[start Supplied records]

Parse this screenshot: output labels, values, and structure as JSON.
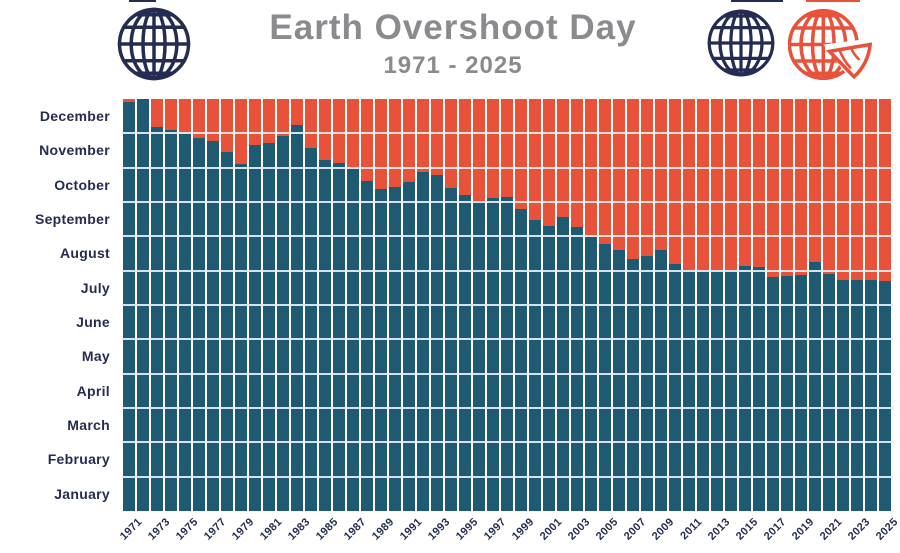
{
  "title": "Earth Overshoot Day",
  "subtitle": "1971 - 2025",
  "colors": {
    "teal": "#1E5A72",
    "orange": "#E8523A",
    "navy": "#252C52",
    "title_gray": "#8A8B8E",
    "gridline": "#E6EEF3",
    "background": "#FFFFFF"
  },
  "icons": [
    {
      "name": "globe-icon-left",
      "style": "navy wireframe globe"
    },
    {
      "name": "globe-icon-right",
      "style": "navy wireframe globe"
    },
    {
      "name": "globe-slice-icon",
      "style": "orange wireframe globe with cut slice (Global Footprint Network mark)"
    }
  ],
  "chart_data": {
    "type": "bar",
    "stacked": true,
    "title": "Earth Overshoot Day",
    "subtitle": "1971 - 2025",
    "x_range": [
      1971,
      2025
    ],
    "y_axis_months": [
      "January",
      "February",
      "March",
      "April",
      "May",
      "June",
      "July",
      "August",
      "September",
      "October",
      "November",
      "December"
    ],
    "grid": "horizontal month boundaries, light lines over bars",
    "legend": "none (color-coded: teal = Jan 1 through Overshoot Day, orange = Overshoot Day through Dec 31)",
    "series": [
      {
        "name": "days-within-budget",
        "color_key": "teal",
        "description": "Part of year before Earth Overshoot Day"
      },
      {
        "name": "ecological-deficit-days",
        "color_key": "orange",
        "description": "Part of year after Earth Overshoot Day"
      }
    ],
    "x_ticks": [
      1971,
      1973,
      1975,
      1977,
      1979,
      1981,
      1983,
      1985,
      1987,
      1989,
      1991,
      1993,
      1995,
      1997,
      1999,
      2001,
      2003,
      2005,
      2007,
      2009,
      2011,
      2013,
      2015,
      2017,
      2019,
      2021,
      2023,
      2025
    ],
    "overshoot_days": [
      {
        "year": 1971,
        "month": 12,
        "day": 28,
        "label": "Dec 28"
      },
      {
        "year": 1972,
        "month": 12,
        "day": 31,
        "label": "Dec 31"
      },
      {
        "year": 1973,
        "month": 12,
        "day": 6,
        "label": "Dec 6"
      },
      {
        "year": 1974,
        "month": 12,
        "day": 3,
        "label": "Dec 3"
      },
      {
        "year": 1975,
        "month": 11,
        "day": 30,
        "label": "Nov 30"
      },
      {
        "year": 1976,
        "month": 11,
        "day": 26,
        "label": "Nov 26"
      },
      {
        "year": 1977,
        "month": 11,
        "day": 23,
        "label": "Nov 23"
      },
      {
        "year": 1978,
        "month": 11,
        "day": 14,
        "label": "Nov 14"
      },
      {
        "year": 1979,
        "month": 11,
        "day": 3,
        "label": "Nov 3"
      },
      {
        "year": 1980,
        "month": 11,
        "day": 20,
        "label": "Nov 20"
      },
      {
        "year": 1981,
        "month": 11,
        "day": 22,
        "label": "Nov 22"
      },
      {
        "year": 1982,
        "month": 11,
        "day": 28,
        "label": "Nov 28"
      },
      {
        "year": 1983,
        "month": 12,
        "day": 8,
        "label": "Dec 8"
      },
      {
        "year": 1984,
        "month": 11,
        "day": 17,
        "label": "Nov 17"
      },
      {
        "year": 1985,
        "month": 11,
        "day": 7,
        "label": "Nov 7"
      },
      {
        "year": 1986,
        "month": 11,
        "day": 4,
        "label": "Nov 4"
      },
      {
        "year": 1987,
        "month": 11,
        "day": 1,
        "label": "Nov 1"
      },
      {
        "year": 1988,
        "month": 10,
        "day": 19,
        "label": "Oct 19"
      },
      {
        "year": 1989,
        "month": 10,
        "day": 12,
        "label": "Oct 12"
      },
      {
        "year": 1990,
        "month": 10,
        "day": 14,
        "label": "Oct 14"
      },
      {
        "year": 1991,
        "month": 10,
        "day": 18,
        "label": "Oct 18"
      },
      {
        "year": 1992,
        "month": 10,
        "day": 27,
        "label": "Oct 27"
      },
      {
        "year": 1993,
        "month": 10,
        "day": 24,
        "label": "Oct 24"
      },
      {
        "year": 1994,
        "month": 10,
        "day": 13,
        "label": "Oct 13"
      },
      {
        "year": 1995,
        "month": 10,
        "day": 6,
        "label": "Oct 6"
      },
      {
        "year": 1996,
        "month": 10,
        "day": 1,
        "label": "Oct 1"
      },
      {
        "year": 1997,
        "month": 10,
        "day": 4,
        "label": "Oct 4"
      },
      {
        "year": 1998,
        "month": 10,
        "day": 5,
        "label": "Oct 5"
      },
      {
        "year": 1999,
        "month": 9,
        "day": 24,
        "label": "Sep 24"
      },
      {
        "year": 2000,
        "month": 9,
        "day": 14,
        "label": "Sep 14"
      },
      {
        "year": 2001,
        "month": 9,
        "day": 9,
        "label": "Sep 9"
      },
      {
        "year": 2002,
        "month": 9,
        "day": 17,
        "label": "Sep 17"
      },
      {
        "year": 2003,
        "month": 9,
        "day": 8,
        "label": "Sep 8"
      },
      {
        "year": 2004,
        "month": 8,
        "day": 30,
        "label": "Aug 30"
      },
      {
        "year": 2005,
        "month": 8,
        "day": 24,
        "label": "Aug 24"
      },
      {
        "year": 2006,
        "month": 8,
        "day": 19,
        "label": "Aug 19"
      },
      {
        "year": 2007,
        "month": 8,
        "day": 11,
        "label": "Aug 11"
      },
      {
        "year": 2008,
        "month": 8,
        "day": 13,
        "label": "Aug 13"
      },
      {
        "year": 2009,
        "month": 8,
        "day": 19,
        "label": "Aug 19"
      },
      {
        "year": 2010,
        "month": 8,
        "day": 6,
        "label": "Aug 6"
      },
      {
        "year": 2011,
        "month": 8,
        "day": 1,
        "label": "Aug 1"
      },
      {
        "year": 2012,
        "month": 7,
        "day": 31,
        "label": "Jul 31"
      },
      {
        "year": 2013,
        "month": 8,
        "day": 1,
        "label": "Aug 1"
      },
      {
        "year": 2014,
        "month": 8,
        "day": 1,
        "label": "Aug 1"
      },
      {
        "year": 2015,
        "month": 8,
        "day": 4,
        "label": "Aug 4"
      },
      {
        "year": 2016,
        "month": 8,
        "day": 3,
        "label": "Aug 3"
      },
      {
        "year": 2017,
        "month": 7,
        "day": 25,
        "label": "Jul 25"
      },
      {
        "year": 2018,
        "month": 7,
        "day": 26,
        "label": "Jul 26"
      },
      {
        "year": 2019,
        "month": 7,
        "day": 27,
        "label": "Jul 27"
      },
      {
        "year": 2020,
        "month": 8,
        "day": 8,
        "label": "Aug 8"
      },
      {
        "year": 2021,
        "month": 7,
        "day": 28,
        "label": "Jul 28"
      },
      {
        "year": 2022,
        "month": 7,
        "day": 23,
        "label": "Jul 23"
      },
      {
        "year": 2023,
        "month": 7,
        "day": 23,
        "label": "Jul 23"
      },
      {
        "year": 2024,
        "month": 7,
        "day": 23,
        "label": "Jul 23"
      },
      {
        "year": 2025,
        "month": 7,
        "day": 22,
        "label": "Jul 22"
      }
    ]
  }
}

[end Supplied records]
[start Supplied records]

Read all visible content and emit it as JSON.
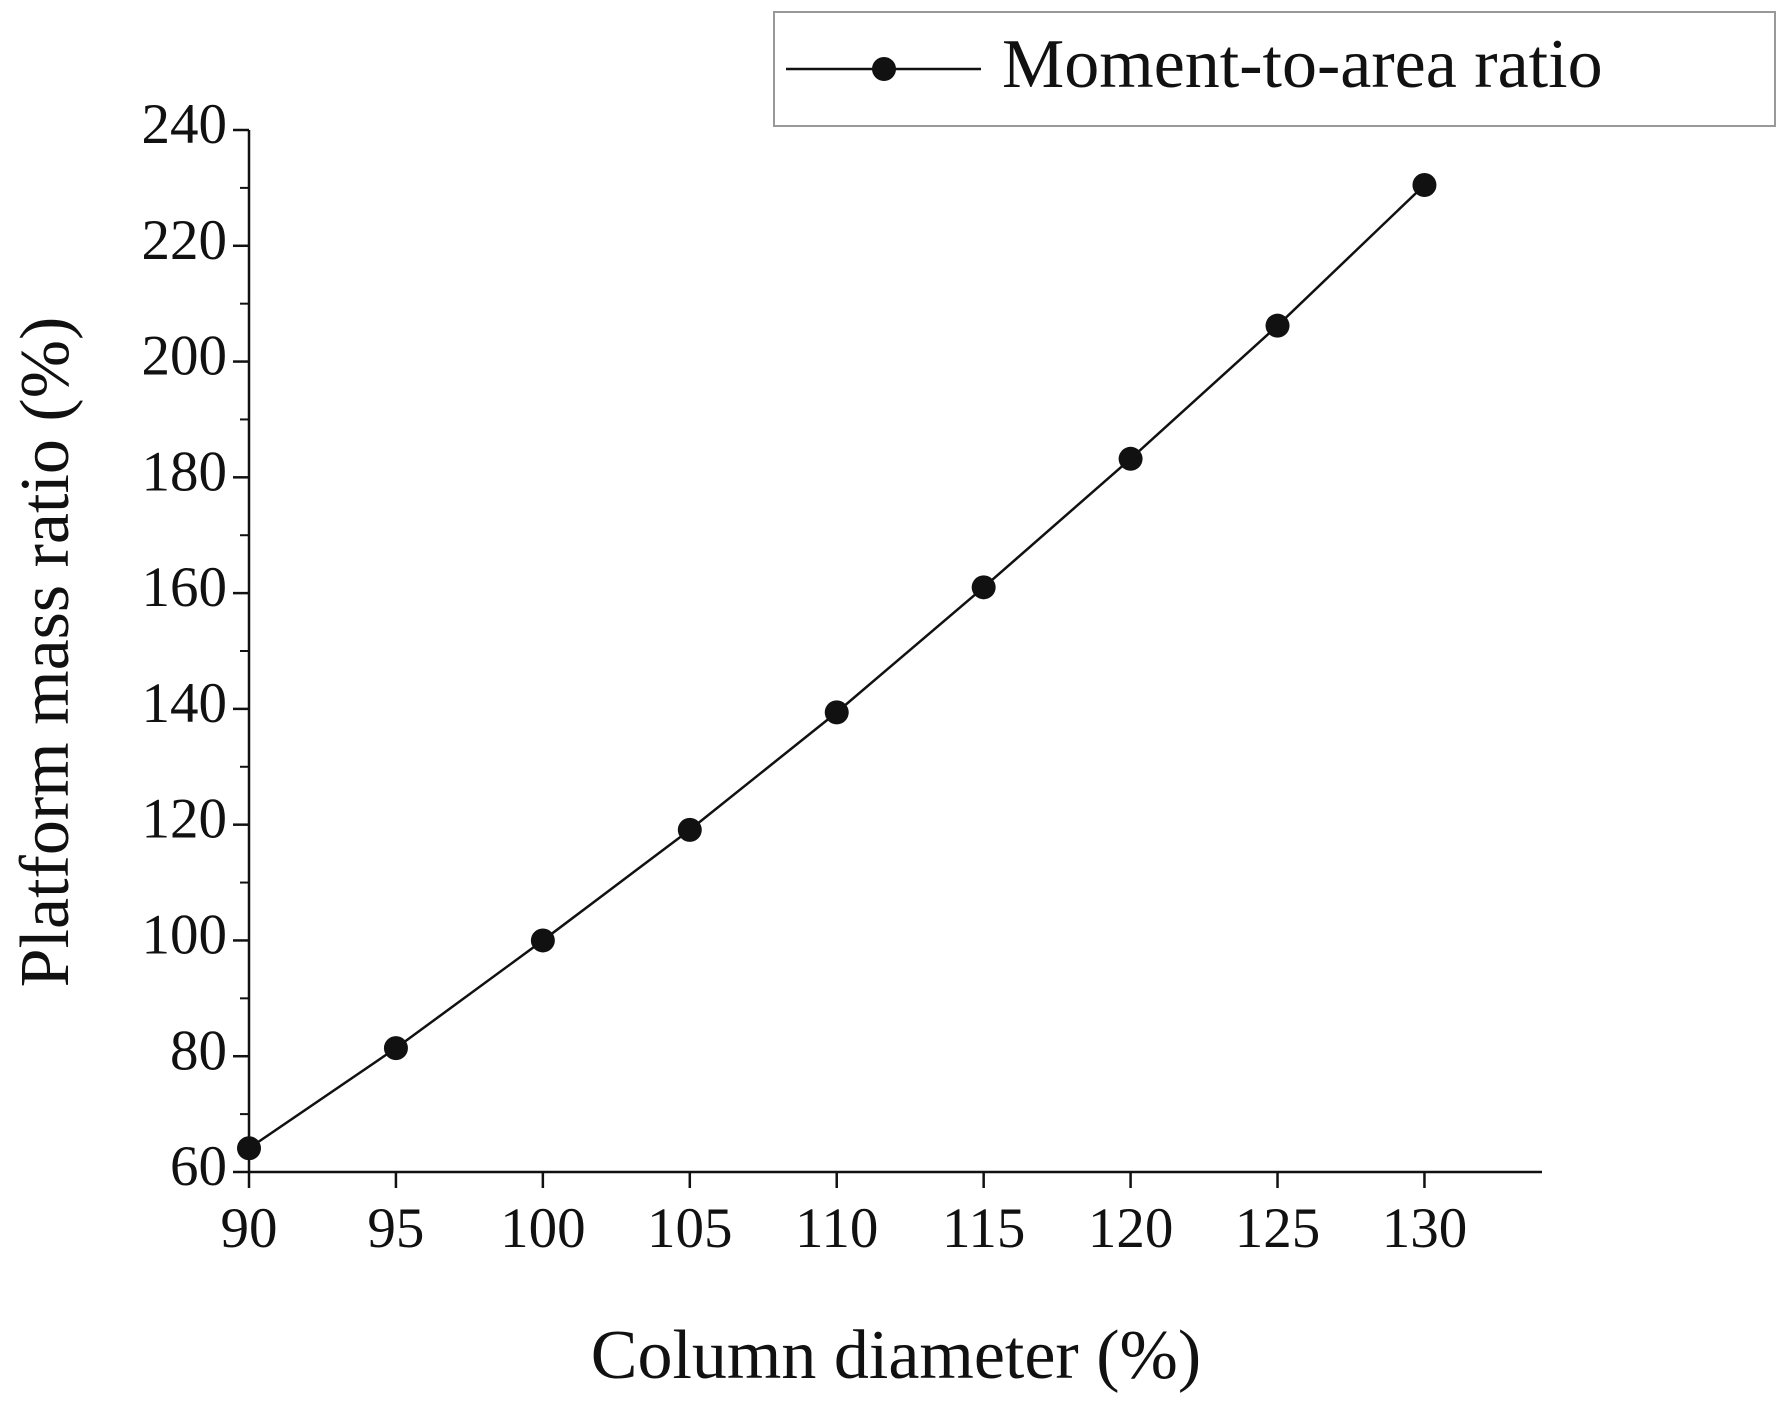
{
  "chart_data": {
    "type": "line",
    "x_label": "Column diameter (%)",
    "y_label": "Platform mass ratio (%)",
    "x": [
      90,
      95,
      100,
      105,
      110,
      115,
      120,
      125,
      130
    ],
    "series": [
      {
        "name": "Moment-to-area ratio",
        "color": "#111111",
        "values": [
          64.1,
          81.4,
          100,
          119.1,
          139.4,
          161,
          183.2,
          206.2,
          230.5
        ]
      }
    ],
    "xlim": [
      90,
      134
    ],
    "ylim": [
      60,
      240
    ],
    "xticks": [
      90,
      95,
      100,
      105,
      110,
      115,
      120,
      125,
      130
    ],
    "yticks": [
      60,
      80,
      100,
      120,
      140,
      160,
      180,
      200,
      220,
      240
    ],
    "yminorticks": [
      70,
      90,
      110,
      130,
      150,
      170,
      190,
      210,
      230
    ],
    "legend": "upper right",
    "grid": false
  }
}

[end Supplied records]

Problem description:
Copy all lines in the listing above where the string "ratio" appears.

Correct answer:
    "y_label": "Platform mass ratio (%)",
        "name": "Moment-to-area ratio",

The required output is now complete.